### Aim
Reproduce all of the data exactly, with no line skipped.

[Excerpt from a dataset]
--*--
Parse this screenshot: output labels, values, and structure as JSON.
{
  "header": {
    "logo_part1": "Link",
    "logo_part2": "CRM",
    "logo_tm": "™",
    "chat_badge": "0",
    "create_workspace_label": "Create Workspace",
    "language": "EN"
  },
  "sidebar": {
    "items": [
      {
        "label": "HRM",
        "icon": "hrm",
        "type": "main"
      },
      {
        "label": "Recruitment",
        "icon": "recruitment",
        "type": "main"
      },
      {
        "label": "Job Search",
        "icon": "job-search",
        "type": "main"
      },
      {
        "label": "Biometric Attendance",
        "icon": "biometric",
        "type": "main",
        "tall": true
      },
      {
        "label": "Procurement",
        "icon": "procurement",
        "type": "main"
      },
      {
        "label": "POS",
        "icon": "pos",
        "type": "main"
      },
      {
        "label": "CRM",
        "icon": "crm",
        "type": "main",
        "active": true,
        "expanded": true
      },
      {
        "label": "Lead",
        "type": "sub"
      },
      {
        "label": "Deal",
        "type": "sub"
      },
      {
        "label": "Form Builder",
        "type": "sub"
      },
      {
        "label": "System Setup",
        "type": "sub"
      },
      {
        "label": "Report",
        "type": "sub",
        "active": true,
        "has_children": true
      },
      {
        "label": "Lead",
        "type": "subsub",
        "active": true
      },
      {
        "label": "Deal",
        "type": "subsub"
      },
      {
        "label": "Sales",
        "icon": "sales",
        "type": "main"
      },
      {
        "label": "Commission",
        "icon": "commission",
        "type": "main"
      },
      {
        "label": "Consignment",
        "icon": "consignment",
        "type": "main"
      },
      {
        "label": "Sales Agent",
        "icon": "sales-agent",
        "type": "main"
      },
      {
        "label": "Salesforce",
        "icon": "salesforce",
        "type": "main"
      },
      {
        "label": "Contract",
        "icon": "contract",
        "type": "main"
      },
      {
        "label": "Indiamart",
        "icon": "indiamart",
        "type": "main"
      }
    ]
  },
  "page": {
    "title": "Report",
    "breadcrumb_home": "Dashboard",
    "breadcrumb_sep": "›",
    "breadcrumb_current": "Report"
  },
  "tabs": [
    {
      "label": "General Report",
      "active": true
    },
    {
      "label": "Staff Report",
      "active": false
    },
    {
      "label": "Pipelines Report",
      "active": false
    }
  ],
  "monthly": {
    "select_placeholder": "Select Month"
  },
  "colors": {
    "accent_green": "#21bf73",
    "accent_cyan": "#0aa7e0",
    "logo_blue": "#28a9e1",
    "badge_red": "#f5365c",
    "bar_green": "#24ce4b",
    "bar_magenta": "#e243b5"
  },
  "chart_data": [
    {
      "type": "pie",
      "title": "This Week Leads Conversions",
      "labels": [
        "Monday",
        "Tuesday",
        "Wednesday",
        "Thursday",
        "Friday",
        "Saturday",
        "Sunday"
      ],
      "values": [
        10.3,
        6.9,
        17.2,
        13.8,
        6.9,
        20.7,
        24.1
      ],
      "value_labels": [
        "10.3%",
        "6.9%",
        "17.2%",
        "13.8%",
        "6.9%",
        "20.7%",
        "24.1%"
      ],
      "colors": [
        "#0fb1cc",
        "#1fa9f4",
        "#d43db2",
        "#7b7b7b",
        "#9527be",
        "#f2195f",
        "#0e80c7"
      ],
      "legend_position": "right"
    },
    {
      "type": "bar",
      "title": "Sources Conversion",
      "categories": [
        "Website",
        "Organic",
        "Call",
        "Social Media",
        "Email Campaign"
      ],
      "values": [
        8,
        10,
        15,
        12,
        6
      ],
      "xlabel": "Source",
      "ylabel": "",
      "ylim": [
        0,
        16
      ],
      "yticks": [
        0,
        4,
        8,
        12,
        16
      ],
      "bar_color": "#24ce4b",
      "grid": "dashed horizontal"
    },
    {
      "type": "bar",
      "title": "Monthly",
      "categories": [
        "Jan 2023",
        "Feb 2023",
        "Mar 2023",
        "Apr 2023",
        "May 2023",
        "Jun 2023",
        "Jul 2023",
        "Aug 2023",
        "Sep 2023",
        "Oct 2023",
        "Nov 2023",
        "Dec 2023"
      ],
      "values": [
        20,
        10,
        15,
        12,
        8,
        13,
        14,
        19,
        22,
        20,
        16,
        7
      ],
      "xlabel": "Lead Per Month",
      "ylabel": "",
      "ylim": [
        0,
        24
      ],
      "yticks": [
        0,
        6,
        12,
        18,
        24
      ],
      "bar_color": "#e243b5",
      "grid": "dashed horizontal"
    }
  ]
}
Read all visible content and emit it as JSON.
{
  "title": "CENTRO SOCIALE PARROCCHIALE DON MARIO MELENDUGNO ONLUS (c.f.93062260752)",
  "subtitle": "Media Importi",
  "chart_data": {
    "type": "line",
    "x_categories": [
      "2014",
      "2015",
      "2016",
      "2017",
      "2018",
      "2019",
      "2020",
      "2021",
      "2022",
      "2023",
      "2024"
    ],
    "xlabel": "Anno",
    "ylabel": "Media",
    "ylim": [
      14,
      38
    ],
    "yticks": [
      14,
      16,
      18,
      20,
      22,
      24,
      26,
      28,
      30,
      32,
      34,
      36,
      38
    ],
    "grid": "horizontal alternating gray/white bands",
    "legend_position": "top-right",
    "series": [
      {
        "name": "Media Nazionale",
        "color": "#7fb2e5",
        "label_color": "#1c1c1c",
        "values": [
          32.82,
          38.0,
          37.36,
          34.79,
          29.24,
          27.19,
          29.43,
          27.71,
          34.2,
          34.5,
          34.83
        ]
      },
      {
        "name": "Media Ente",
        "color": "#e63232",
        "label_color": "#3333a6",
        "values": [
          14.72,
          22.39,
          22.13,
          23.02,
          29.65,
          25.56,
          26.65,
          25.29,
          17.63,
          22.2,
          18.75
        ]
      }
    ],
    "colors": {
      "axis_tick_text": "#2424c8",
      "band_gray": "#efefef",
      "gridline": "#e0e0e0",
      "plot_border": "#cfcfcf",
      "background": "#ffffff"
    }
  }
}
--*--
### Result of the exercise
Parse this screenshot: output labels, values, and structure as JSON.
{
  "header": {
    "logo_part1": "Link",
    "logo_part2": "CRM",
    "logo_tm": "™",
    "chat_badge": "0",
    "create_workspace_label": "Create Workspace",
    "language": "EN"
  },
  "sidebar": {
    "items": [
      {
        "label": "HRM",
        "icon": "hrm",
        "type": "main"
      },
      {
        "label": "Recruitment",
        "icon": "recruitment",
        "type": "main"
      },
      {
        "label": "Job Search",
        "icon": "job-search",
        "type": "main"
      },
      {
        "label": "Biometric Attendance",
        "icon": "biometric",
        "type": "main",
        "tall": true
      },
      {
        "label": "Procurement",
        "icon": "procurement",
        "type": "main"
      },
      {
        "label": "POS",
        "icon": "pos",
        "type": "main"
      },
      {
        "label": "CRM",
        "icon": "crm",
        "type": "main",
        "active": true,
        "expanded": true
      },
      {
        "label": "Lead",
        "type": "sub"
      },
      {
        "label": "Deal",
        "type": "sub"
      },
      {
        "label": "Form Builder",
        "type": "sub"
      },
      {
        "label": "System Setup",
        "type": "sub"
      },
      {
        "label": "Report",
        "type": "sub",
        "active": true,
        "has_children": true
      },
      {
        "label": "Lead",
        "type": "subsub",
        "active": true
      },
      {
        "label": "Deal",
        "type": "subsub"
      },
      {
        "label": "Sales",
        "icon": "sales",
        "type": "main"
      },
      {
        "label": "Commission",
        "icon": "commission",
        "type": "main"
      },
      {
        "label": "Consignment",
        "icon": "consignment",
        "type": "main"
      },
      {
        "label": "Sales Agent",
        "icon": "sales-agent",
        "type": "main"
      },
      {
        "label": "Salesforce",
        "icon": "salesforce",
        "type": "main"
      },
      {
        "label": "Contract",
        "icon": "contract",
        "type": "main"
      },
      {
        "label": "Indiamart",
        "icon": "indiamart",
        "type": "main"
      }
    ]
  },
  "page": {
    "title": "Report",
    "breadcrumb_home": "Dashboard",
    "breadcrumb_sep": "›",
    "breadcrumb_current": "Report"
  },
  "tabs": [
    {
      "label": "General Report",
      "active": true
    },
    {
      "label": "Staff Report",
      "active": false
    },
    {
      "label": "Pipelines Report",
      "active": false
    }
  ],
  "monthly": {
    "select_placeholder": "Select Month"
  },
  "colors": {
    "accent_green": "#21bf73",
    "accent_cyan": "#0aa7e0",
    "logo_blue": "#28a9e1",
    "badge_red": "#f5365c",
    "bar_green": "#24ce4b",
    "bar_magenta": "#e243b5"
  },
  "chart_data": [
    {
      "type": "pie",
      "title": "This Week Leads Conversions",
      "labels": [
        "Monday",
        "Tuesday",
        "Wednesday",
        "Thursday",
        "Friday",
        "Saturday",
        "Sunday"
      ],
      "values": [
        10.3,
        6.9,
        17.2,
        13.8,
        6.9,
        20.7,
        24.1
      ],
      "value_labels": [
        "10.3%",
        "6.9%",
        "17.2%",
        "13.8%",
        "6.9%",
        "20.7%",
        "24.1%"
      ],
      "colors": [
        "#0fb1cc",
        "#1fa9f4",
        "#d43db2",
        "#7b7b7b",
        "#9527be",
        "#f2195f",
        "#0e80c7"
      ],
      "legend_position": "right"
    },
    {
      "type": "bar",
      "title": "Sources Conversion",
      "categories": [
        "Website",
        "Organic",
        "Call",
        "Social Media",
        "Email Campaign"
      ],
      "values": [
        8,
        10,
        15,
        12,
        6
      ],
      "xlabel": "Source",
      "ylabel": "",
      "ylim": [
        0,
        16
      ],
      "yticks": [
        0,
        4,
        8,
        12,
        16
      ],
      "bar_color": "#24ce4b",
      "grid": "dashed horizontal"
    },
    {
      "type": "bar",
      "title": "Monthly",
      "categories": [
        "Jan 2023",
        "Feb 2023",
        "Mar 2023",
        "Apr 2023",
        "May 2023",
        "Jun 2023",
        "Jul 2023",
        "Aug 2023",
        "Sep 2023",
        "Oct 2023",
        "Nov 2023",
        "Dec 2023"
      ],
      "values": [
        20,
        10,
        15,
        12,
        8,
        13,
        14,
        19,
        22,
        20,
        16,
        7
      ],
      "xlabel": "Lead Per Month",
      "ylabel": "",
      "ylim": [
        0,
        24
      ],
      "yticks": [
        0,
        6,
        12,
        18,
        24
      ],
      "bar_color": "#e243b5",
      "grid": "dashed horizontal"
    }
  ]
}
Read all visible content and emit it as JSON.
{
  "title": "CENTRO SOCIALE PARROCCHIALE DON MARIO MELENDUGNO ONLUS (c.f.93062260752)",
  "subtitle": "Media Importi",
  "chart_data": {
    "type": "line",
    "x_categories": [
      "2014",
      "2015",
      "2016",
      "2017",
      "2018",
      "2019",
      "2020",
      "2021",
      "2022",
      "2023",
      "2024"
    ],
    "xlabel": "Anno",
    "ylabel": "Media",
    "ylim": [
      14,
      38
    ],
    "yticks": [
      14,
      16,
      18,
      20,
      22,
      24,
      26,
      28,
      30,
      32,
      34,
      36,
      38
    ],
    "grid": "horizontal alternating gray/white bands",
    "legend_position": "top-right",
    "series": [
      {
        "name": "Media Nazionale",
        "color": "#7fb2e5",
        "label_color": "#1c1c1c",
        "values": [
          32.82,
          38.0,
          37.36,
          34.79,
          29.24,
          27.19,
          29.43,
          27.71,
          34.2,
          34.5,
          34.83
        ]
      },
      {
        "name": "Media Ente",
        "color": "#e63232",
        "label_color": "#3333a6",
        "values": [
          14.72,
          22.39,
          22.13,
          23.02,
          29.65,
          25.56,
          26.65,
          25.29,
          17.63,
          22.2,
          18.75
        ]
      }
    ],
    "colors": {
      "axis_tick_text": "#2424c8",
      "band_gray": "#efefef",
      "gridline": "#e0e0e0",
      "plot_border": "#cfcfcf",
      "background": "#ffffff"
    }
  }
}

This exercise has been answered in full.